In summary, this study provides the most integrated analysis to date of how composite-derived particulate and chemical exposures shape gingival epithelial signaling. By coupling particle cluster morphometry with multi-level molecular readouts, we identify reduced SIRT1-S682 as a shared particulate exposure-associated stress readout and show that IL-8 secretion occurred only under conditions accompanied by ERK/FN1 preservation, p38 activation, and comparatively maintained NF-κB p65 Ser536 phosphorylation. These findings support an associative signaling framework, while direct functional studies will be required to determine whether SIRT1-S682 actively contributes to the inflammatory phenotype. These insights may inform, rather than define, the evaluation of next-generation restorative materials and underscore that particulate fractions could influence peri-restorative tissue health, but confirmation in clinically relevant models is needed [3].
====================
What to work on
Pick up the summary on composite-derived particles and gingival epithelial signaling where it stops, and carry it on in the same technical voice.
====================
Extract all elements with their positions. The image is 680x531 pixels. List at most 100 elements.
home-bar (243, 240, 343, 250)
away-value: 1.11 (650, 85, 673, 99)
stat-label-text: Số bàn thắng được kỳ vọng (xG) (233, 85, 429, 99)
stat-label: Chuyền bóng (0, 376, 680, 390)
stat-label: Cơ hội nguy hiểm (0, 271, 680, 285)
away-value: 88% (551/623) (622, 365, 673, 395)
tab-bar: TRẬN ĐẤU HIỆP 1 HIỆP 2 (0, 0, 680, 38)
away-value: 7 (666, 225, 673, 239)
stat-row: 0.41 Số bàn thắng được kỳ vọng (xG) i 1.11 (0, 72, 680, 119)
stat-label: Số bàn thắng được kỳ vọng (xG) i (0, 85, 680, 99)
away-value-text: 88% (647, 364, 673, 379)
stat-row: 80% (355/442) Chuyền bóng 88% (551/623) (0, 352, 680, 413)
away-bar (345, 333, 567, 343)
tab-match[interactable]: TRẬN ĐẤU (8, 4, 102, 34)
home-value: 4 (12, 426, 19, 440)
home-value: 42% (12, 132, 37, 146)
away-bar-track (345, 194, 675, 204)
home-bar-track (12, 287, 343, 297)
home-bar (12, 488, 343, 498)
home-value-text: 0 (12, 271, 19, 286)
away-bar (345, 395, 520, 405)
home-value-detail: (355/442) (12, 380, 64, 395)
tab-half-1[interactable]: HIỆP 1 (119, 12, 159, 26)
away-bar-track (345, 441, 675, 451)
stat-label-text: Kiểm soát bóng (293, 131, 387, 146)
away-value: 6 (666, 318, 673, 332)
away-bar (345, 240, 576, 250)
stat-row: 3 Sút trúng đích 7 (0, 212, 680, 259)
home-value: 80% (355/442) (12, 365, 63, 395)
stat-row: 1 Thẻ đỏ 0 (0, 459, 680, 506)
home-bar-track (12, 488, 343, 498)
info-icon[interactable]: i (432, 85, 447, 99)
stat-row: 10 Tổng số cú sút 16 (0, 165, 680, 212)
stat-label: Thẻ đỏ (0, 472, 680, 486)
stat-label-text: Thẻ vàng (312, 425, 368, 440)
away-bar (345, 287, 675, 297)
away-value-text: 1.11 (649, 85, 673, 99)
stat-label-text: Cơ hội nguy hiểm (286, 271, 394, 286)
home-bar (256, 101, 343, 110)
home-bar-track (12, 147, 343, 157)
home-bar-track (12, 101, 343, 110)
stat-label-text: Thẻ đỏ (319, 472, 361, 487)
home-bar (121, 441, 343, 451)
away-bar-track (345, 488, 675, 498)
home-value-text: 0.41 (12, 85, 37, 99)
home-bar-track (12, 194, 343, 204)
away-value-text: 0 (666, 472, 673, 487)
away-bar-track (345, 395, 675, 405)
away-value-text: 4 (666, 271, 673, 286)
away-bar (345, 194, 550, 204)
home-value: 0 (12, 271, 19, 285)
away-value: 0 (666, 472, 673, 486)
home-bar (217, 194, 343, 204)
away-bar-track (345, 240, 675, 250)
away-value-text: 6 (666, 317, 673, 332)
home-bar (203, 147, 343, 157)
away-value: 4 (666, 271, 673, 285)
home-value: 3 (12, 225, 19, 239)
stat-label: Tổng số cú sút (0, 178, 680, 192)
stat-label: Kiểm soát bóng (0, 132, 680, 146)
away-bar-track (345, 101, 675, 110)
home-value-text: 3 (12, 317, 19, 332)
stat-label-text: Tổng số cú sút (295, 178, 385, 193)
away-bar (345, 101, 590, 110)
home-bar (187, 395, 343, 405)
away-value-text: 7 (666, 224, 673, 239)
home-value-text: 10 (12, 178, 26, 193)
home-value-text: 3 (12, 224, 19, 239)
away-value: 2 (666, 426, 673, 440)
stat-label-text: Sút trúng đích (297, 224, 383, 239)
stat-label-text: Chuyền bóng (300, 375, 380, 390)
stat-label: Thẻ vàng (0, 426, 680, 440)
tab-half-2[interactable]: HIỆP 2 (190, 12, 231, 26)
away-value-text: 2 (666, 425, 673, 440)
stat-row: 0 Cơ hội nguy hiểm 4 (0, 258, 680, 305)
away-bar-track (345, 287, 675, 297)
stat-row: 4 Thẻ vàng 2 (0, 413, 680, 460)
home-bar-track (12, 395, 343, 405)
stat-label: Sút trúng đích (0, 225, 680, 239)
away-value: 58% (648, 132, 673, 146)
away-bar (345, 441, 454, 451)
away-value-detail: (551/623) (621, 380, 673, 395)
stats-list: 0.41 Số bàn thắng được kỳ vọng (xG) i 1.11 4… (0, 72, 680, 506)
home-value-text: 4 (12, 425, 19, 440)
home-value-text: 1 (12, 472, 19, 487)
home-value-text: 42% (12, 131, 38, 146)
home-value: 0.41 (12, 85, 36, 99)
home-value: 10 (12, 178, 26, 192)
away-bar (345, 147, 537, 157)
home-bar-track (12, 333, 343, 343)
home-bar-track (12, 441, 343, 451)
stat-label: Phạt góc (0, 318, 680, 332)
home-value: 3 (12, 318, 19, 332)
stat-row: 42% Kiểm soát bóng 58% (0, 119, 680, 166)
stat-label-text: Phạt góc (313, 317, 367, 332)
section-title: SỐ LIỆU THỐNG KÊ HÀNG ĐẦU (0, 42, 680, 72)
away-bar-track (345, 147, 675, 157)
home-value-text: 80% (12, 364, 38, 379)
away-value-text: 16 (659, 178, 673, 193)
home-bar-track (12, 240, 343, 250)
====================
Exercise output
5. Conclusions

Within the limitations of our in vitro model, composite-derived particulate dust exerted stronger and more diverse effects on gingival keratinocytes than chemical eluates, reflecting material-specific differences in physicochemical properties and downstream signaling. In these immortalized keratinocytes, Filtek™ Supreme XTE and Ceram.x^® Spectra ST dusts suppressed extracellular signal-regulated kinase (ERK) activity, reduced fibronectin (FN1) abundance and decreased nuclear SIRT1-S682. In contrast, Admira Fusion dust preserved FN1, activated ERK and p38, and led to NF-κB Ser536 phosphorylation and IL-8 induction. These findings support a distinct in vitro inflammatory response pattern associated with Admira Fusion dust, rather than a universally “unique” program. Extrapolation to the in vivo gingival environment should therefore be approached with caution, and further studies using primary cells and tissue models are warranted to determine how these in vitro signatures translate to clinical settings. This mechanistic framework underscores the multifactorial nature of composite bioactivity and highlights in the context of particle cluster metrics, a continuum from few large, irregular particles (Admira Fusion) to numerous small, spherical particles (Filtek™ Supreme XTE), with Ceram.x^® Spectra ST occupying an intermediate niche. These physical differences correlate with distinct biological outcomes—mechanical stimulation and transient inflammatory signaling for larger particles versus widespread surface coverage and potential internalization for nanoscale dust. Recognizing how composite formulation influences both particle morphology and cell behavior is essential when evaluating the safety and biocompatibility of restorative materials.